> _Given data_:
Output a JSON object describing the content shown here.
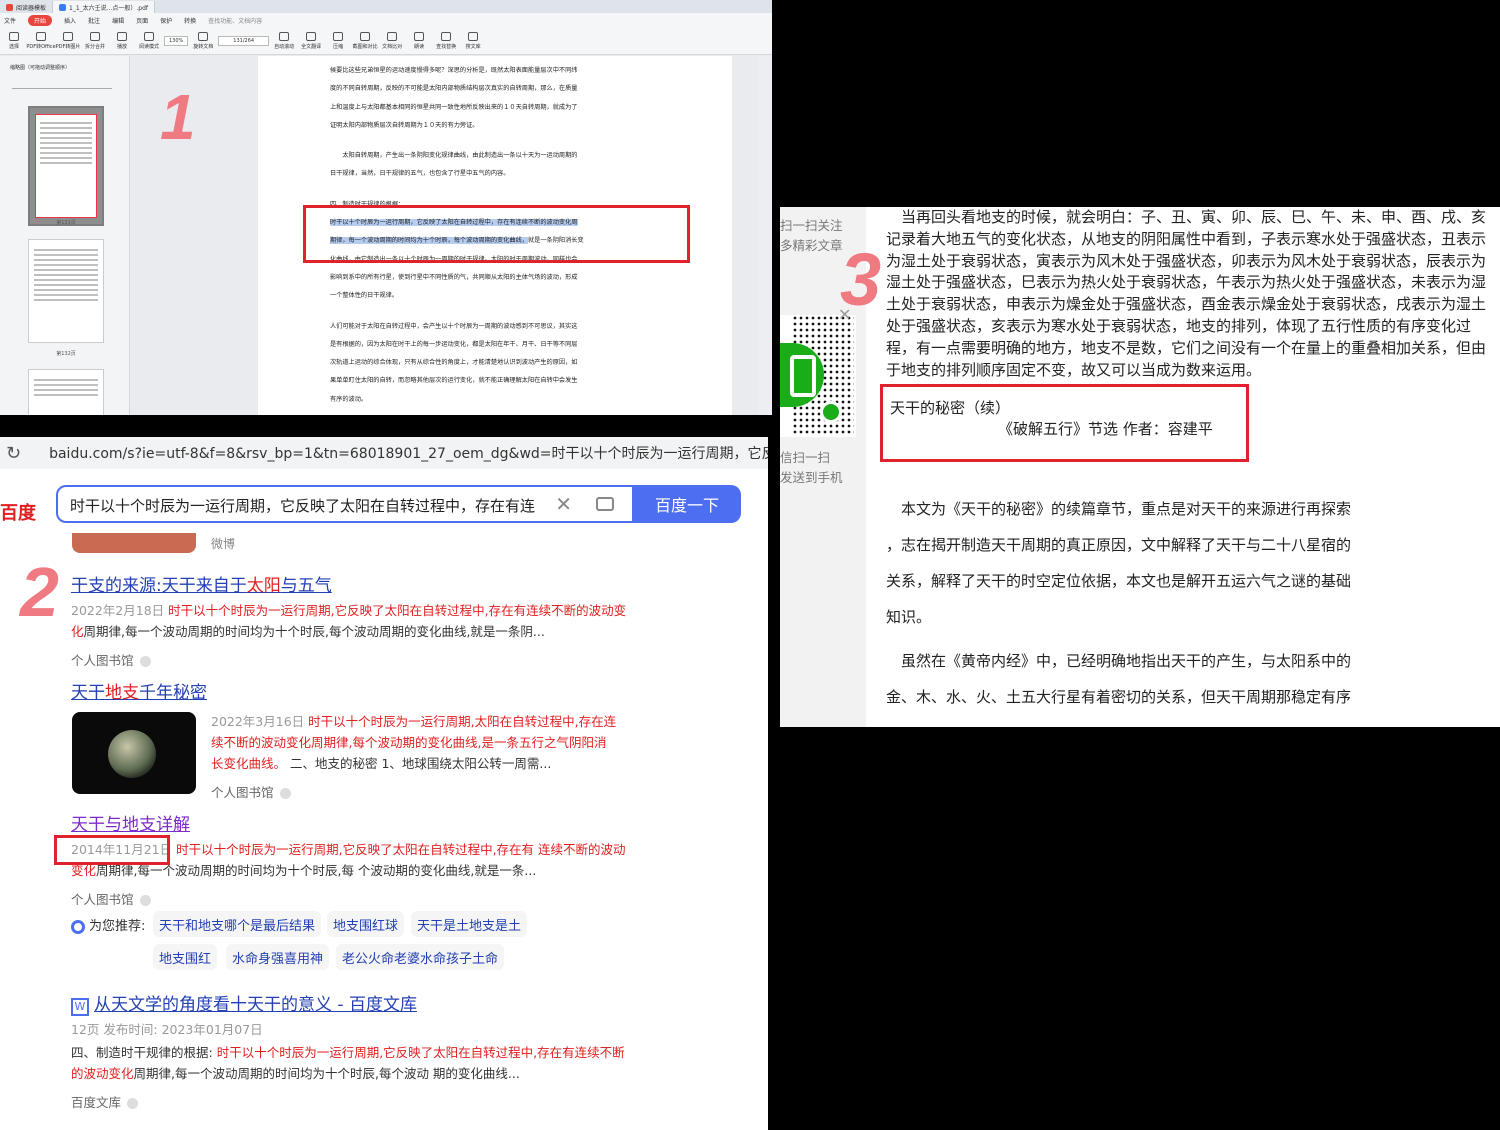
{
  "pdf": {
    "tabs": [
      "阅读器模板",
      "1_1_太六壬说...点一般）.pdf"
    ],
    "menu": [
      "文件",
      "开始",
      "插入",
      "批注",
      "编辑",
      "页面",
      "保护",
      "转换",
      "查找功能、文档内容"
    ],
    "tools": [
      "选择",
      "PDF转Office",
      "PDF转图片",
      "拆分合并",
      "播放",
      "阅读模式",
      "旋转文档",
      "单页",
      "双页",
      "连续阅读",
      "自动滚动",
      "全文翻译",
      "压缩",
      "截图和对比",
      "文档比对",
      "朗读",
      "查找替换",
      "搜文库"
    ],
    "zoom": "130%",
    "page": "131/264",
    "sidebar_title": "缩略图（可拖动调整顺序）",
    "thumb_labels": [
      "第131页",
      "第132页"
    ],
    "doc_lines": [
      "候要比这些兄弟恒星的运动速度慢得多呢？深思的分析是，既然太阳表面能量层次中不同纬",
      "度的不同自转周期，反映的不可能是太阳内部物质结构层次真实的自转周期，那么，在质量",
      "上和温度上与太阳都基本相同的恒星共同一致性地所反映出来的１０天自转周期，就成为了",
      "证明太阳内部物质层次自转周期为１０天的有力旁证。"
    ],
    "doc_para2": [
      "　　太阳自转周期，产生出一条阴阳变化规律曲线，由此制造出一条以十天为一运动周期的",
      "日干规律，当然，日干规律的五气，也包含了行星中五气的内容。"
    ],
    "doc_heading": "四、制造时干规律的根据：",
    "doc_hl1": "时干以十个时辰为一运行周期，它反映了太阳在自转过程中，存在有连续不断的波动变化周",
    "doc_hl2": "期律，每一个波动周期的时间均为十个时辰，每个波动周期的变化曲线，",
    "doc_hl2_rest": "就是一条阴阳消长变",
    "doc_lines3": [
      "化曲线，由它制造出一条以十个时辰为一周期的时干规律。太阳的时干周期波动，同样也会",
      "影响到系中的所有行星，使到行星中不同性质的气，共同顺从太阳的主体气场的波动，形成",
      "一个整体性的日干规律。"
    ],
    "doc_lines4": [
      "人们可能对于太阳在自转过程中，会产生以十个时辰为一周期的波动感到不可思议，其实这",
      "是有根据的，因为太阳在时干上的每一步运动变化，都是太阳在年干、月干、日干等不同层",
      "次轨道上运动的综合体现，只有从综合性的角度上，才能清楚地认识到波动产生的原因，如",
      "果单单盯住太阳的自转，而忽略其他层次的运行变化，就不能正确理解太阳在自转中会发生",
      "有序的波动。"
    ]
  },
  "baidu": {
    "url": "baidu.com/s?ie=utf-8&f=8&rsv_bp=1&tn=68018901_27_oem_dg&wd=时干以十个时辰为一运行周期，它反映",
    "logo": "百度",
    "query": "时干以十个时辰为一运行周期，它反映了太阳在自转过程中，存在有连",
    "search_btn": "百度一下",
    "top_source": "微博",
    "results": [
      {
        "title_a": "干支的来源:天干来自于",
        "title_em": "太阳",
        "title_b": "与五气",
        "date": "2022年2月18日",
        "snip_em": "时干以十个时辰为一运行周期,它反映了太阳在自转过程中,存在有连续不断的波动变化",
        "snip": "周期律,每一个波动周期的时间均为十个时辰,每个波动周期的变化曲线,就是一条阴...",
        "source": "个人图书馆"
      },
      {
        "title_a": "天干",
        "title_em": "地支",
        "title_b": "千年秘密",
        "date": "2022年3月16日",
        "snip_em": "时干以十个时辰为一运行周期,太阳在自转过程中,存在连续不断的波动变化周期律,每个波动期的变化曲线,是一条五行之气阴阳消长变化曲线。",
        "snip": " 二、地支的秘密 1、地球围绕太阳公转一周需...",
        "source": "个人图书馆"
      },
      {
        "title_a": "天干与地支详解",
        "title_em": "",
        "title_b": "",
        "date": "2014年11月21日",
        "snip_em": "时干以十个时辰为一运行周期,它反映了太阳在自转过程中,存在有 连续不断的波动变化",
        "snip": "周期律,每一个波动周期的时间均为十个时辰,每 个波动期的变化曲线,就是一条...",
        "source": "个人图书馆"
      },
      {
        "title_a": "从天文学的角度看十天干的意义 - 百度文库",
        "title_em": "",
        "title_b": "",
        "date": "12页 发布时间: 2023年01月07日",
        "snip_pre": "四、制造时干规律的根据: ",
        "snip_em": "时干以十个时辰为一运行周期,它反映了太阳在自转过程中,存在有连续不断的波动变化",
        "snip": "周期律,每一个波动周期的时间均为十个时辰,每个波动 期的变化曲线...",
        "source": "百度文库"
      }
    ],
    "recommend_label": "为您推荐:",
    "recommend": [
      "天干和地支哪个是最后结果",
      "地支围红球",
      "天干是土地支是土",
      "地支围红",
      "水命身强喜用神",
      "老公火命老婆水命孩子土命"
    ],
    "wenku_icon": "W"
  },
  "article": {
    "side_top": [
      "扫一扫关注",
      "多精彩文章"
    ],
    "side_bottom": [
      "信扫一扫",
      "发送到手机"
    ],
    "para1": "当再回头看地支的时候，就会明白：子、丑、寅、卯、辰、巳、午、未、申、酉、戌、亥记录着大地五气的变化状态，从地支的阴阳属性中看到，子表示寒水处于强盛状态，丑表示为湿土处于衰弱状态，寅表示为风木处于强盛状态，卯表示为风木处于衰弱状态，辰表示为湿土处于强盛状态，巳表示为热火处于衰弱状态，午表示为热火处于强盛状态，未表示为湿土处于衰弱状态，申表示为燥金处于强盛状态，酉金表示燥金处于衰弱状态，戌表示为湿土处于强盛状态，亥表示为寒水处于衰弱状态，地支的排列，体现了五行性质的有序变化过程，有一点需要明确的地方，地支不是数，它们之间没有一个在量上的重叠相加关系，但由于地支的排列顺序固定不变，故又可以当成为数来运用。",
    "title": "天干的秘密（续）",
    "subtitle": "《破解五行》节选 作者：容建平",
    "para2_lines": [
      "　本文为《天干的秘密》的续篇章节，重点是对天干的来源进行再探索",
      "，志在揭开制造天干周期的真正原因，文中解释了天干与二十八星宿的",
      "关系，解释了天干的时空定位依据，本文也是解开五运六气之谜的基础",
      "知识。"
    ],
    "para3_lines": [
      "　虽然在《黄帝内经》中，已经明确地指出天干的产生，与太阳系中的",
      "金、木、水、火、土五大行星有着密切的关系，但天干周期那稳定有序"
    ]
  },
  "marks": [
    "1",
    "2",
    "3"
  ],
  "colors": {
    "annotation_red": "#e0222e",
    "baidu_blue": "#4e6ef2",
    "highlight": "#b6cdf2"
  }
}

> _Your instructions_:
Quote every record above exactly, leaving out the pictures.

> _Complete response_:
Output a JSON object describing the content shown here.
{
  "pdf": {
    "tabs": [
      "阅读器模板",
      "1_1_太六壬说...点一般）.pdf"
    ],
    "menu": [
      "文件",
      "开始",
      "插入",
      "批注",
      "编辑",
      "页面",
      "保护",
      "转换",
      "查找功能、文档内容"
    ],
    "tools": [
      "选择",
      "PDF转Office",
      "PDF转图片",
      "拆分合并",
      "播放",
      "阅读模式",
      "旋转文档",
      "单页",
      "双页",
      "连续阅读",
      "自动滚动",
      "全文翻译",
      "压缩",
      "截图和对比",
      "文档比对",
      "朗读",
      "查找替换",
      "搜文库"
    ],
    "zoom": "130%",
    "page": "131/264",
    "sidebar_title": "缩略图（可拖动调整顺序）",
    "thumb_labels": [
      "第131页",
      "第132页"
    ],
    "doc_lines": [
      "候要比这些兄弟恒星的运动速度慢得多呢？深思的分析是，既然太阳表面能量层次中不同纬",
      "度的不同自转周期，反映的不可能是太阳内部物质结构层次真实的自转周期，那么，在质量",
      "上和温度上与太阳都基本相同的恒星共同一致性地所反映出来的１０天自转周期，就成为了",
      "证明太阳内部物质层次自转周期为１０天的有力旁证。"
    ],
    "doc_para2": [
      "　　太阳自转周期，产生出一条阴阳变化规律曲线，由此制造出一条以十天为一运动周期的",
      "日干规律，当然，日干规律的五气，也包含了行星中五气的内容。"
    ],
    "doc_heading": "四、制造时干规律的根据：",
    "doc_hl1": "时干以十个时辰为一运行周期，它反映了太阳在自转过程中，存在有连续不断的波动变化周",
    "doc_hl2": "期律，每一个波动周期的时间均为十个时辰，每个波动周期的变化曲线，",
    "doc_hl2_rest": "就是一条阴阳消长变",
    "doc_lines3": [
      "化曲线，由它制造出一条以十个时辰为一周期的时干规律。太阳的时干周期波动，同样也会",
      "影响到系中的所有行星，使到行星中不同性质的气，共同顺从太阳的主体气场的波动，形成",
      "一个整体性的日干规律。"
    ],
    "doc_lines4": [
      "人们可能对于太阳在自转过程中，会产生以十个时辰为一周期的波动感到不可思议，其实这",
      "是有根据的，因为太阳在时干上的每一步运动变化，都是太阳在年干、月干、日干等不同层",
      "次轨道上运动的综合体现，只有从综合性的角度上，才能清楚地认识到波动产生的原因，如",
      "果单单盯住太阳的自转，而忽略其他层次的运行变化，就不能正确理解太阳在自转中会发生",
      "有序的波动。"
    ]
  },
  "baidu": {
    "url": "baidu.com/s?ie=utf-8&f=8&rsv_bp=1&tn=68018901_27_oem_dg&wd=时干以十个时辰为一运行周期，它反映",
    "logo": "百度",
    "query": "时干以十个时辰为一运行周期，它反映了太阳在自转过程中，存在有连",
    "search_btn": "百度一下",
    "top_source": "微博",
    "results": [
      {
        "title_a": "干支的来源:天干来自于",
        "title_em": "太阳",
        "title_b": "与五气",
        "date": "2022年2月18日",
        "snip_em": "时干以十个时辰为一运行周期,它反映了太阳在自转过程中,存在有连续不断的波动变化",
        "snip": "周期律,每一个波动周期的时间均为十个时辰,每个波动周期的变化曲线,就是一条阴...",
        "source": "个人图书馆"
      },
      {
        "title_a": "天干",
        "title_em": "地支",
        "title_b": "千年秘密",
        "date": "2022年3月16日",
        "snip_em": "时干以十个时辰为一运行周期,太阳在自转过程中,存在连续不断的波动变化周期律,每个波动期的变化曲线,是一条五行之气阴阳消长变化曲线。",
        "snip": " 二、地支的秘密 1、地球围绕太阳公转一周需...",
        "source": "个人图书馆"
      },
      {
        "title_a": "天干与地支详解",
        "title_em": "",
        "title_b": "",
        "date": "2014年11月21日",
        "snip_em": "时干以十个时辰为一运行周期,它反映了太阳在自转过程中,存在有 连续不断的波动变化",
        "snip": "周期律,每一个波动周期的时间均为十个时辰,每 个波动期的变化曲线,就是一条...",
        "source": "个人图书馆"
      },
      {
        "title_a": "从天文学的角度看十天干的意义 - 百度文库",
        "title_em": "",
        "title_b": "",
        "date": "12页 发布时间: 2023年01月07日",
        "snip_pre": "四、制造时干规律的根据: ",
        "snip_em": "时干以十个时辰为一运行周期,它反映了太阳在自转过程中,存在有连续不断的波动变化",
        "snip": "周期律,每一个波动周期的时间均为十个时辰,每个波动 期的变化曲线...",
        "source": "百度文库"
      }
    ],
    "recommend_label": "为您推荐:",
    "recommend": [
      "天干和地支哪个是最后结果",
      "地支围红球",
      "天干是土地支是土",
      "地支围红",
      "水命身强喜用神",
      "老公火命老婆水命孩子土命"
    ],
    "wenku_icon": "W"
  },
  "article": {
    "side_top": [
      "扫一扫关注",
      "多精彩文章"
    ],
    "side_bottom": [
      "信扫一扫",
      "发送到手机"
    ],
    "para1": "当再回头看地支的时候，就会明白：子、丑、寅、卯、辰、巳、午、未、申、酉、戌、亥记录着大地五气的变化状态，从地支的阴阳属性中看到，子表示寒水处于强盛状态，丑表示为湿土处于衰弱状态，寅表示为风木处于强盛状态，卯表示为风木处于衰弱状态，辰表示为湿土处于强盛状态，巳表示为热火处于衰弱状态，午表示为热火处于强盛状态，未表示为湿土处于衰弱状态，申表示为燥金处于强盛状态，酉金表示燥金处于衰弱状态，戌表示为湿土处于强盛状态，亥表示为寒水处于衰弱状态，地支的排列，体现了五行性质的有序变化过程，有一点需要明确的地方，地支不是数，它们之间没有一个在量上的重叠相加关系，但由于地支的排列顺序固定不变，故又可以当成为数来运用。",
    "title": "天干的秘密（续）",
    "subtitle": "《破解五行》节选 作者：容建平",
    "para2_lines": [
      "　本文为《天干的秘密》的续篇章节，重点是对天干的来源进行再探索",
      "，志在揭开制造天干周期的真正原因，文中解释了天干与二十八星宿的",
      "关系，解释了天干的时空定位依据，本文也是解开五运六气之谜的基础",
      "知识。"
    ],
    "para3_lines": [
      "　虽然在《黄帝内经》中，已经明确地指出天干的产生，与太阳系中的",
      "金、木、水、火、土五大行星有着密切的关系，但天干周期那稳定有序"
    ]
  },
  "marks": [
    "1",
    "2",
    "3"
  ],
  "colors": {
    "annotation_red": "#e0222e",
    "baidu_blue": "#4e6ef2",
    "highlight": "#b6cdf2"
  }
}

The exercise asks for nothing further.